● **THE PROBLEM**
Skip all pictures, then print the remaining material exactly.

------------------------------------------------------------

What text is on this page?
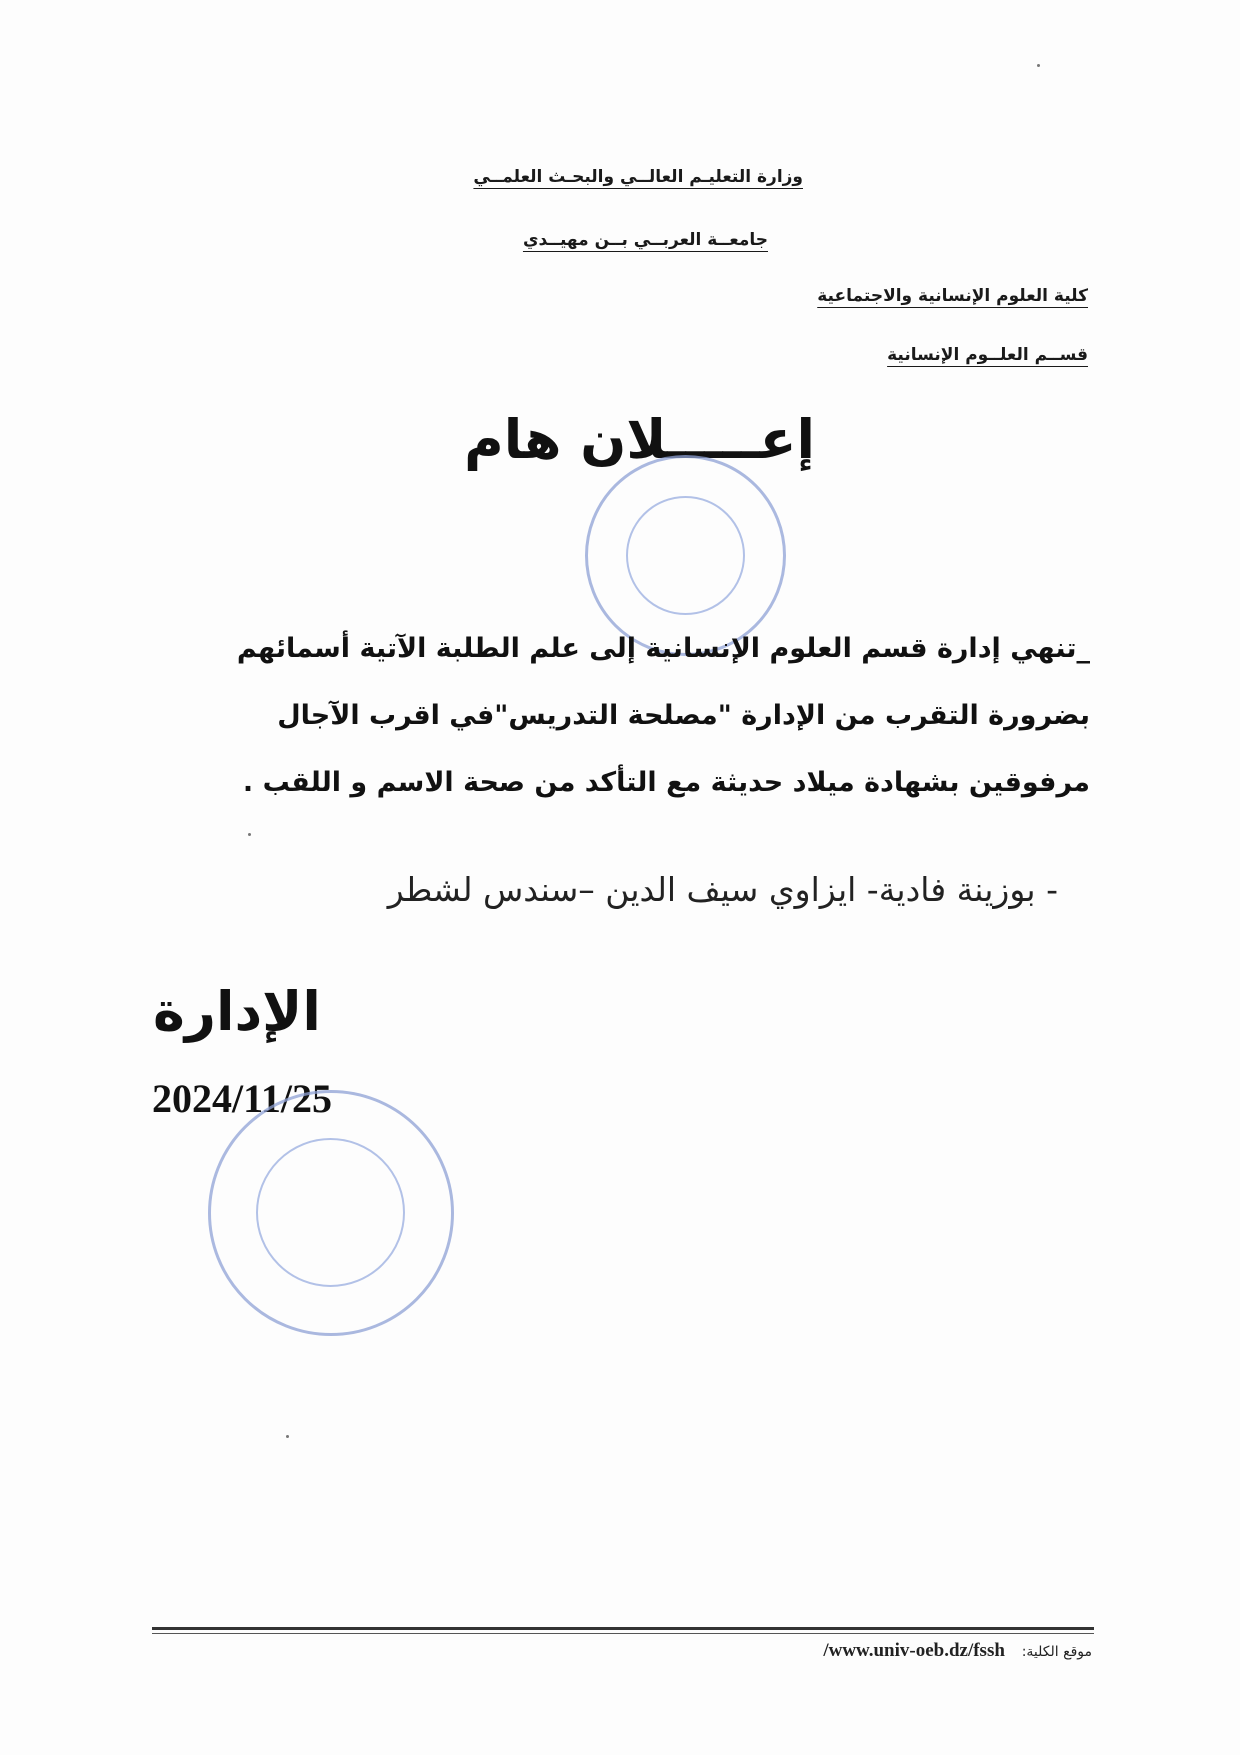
وزارة التعليـم العالــي والبحـث العلمــي
جامعــة العربــي بــن مهيــدي
كلية العلوم الإنسانية والاجتماعية
قســم العلــوم الإنسانية
إعـــــلان هام
_تنهي إدارة قسم العلوم الإنسانية إلى علم الطلبة الآتية أسمائهم
بضرورة التقرب من الإدارة "مصلحة التدريس"في اقرب الآجال
مرفوقين بشهادة ميلاد حديثة مع التأكد من صحة الاسم و اللقب .
- بوزينة فادية- ايزاوي سيف الدين –سندس لشطر
الإدارة
2024/11/25
موقع الكلية: www.univ-oeb.dz/fssh/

------------------------------------------------------------

● **PROBLEM SOLUTION**
What text is on this page?
وزارة التعليـم العالــي والبحـث العلمــي
جامعــة العربــي بــن مهيــدي
كلية العلوم الإنسانية والاجتماعية
قســم العلــوم الإنسانية
إعـــــلان هام
_تنهي إدارة قسم العلوم الإنسانية إلى علم الطلبة الآتية أسمائهم
بضرورة التقرب من الإدارة "مصلحة التدريس"في اقرب الآجال
مرفوقين بشهادة ميلاد حديثة مع التأكد من صحة الاسم و اللقب .
- بوزينة فادية- ايزاوي سيف الدين –سندس لشطر
الإدارة
2024/11/25
موقع الكلية: www.univ-oeb.dz/fssh/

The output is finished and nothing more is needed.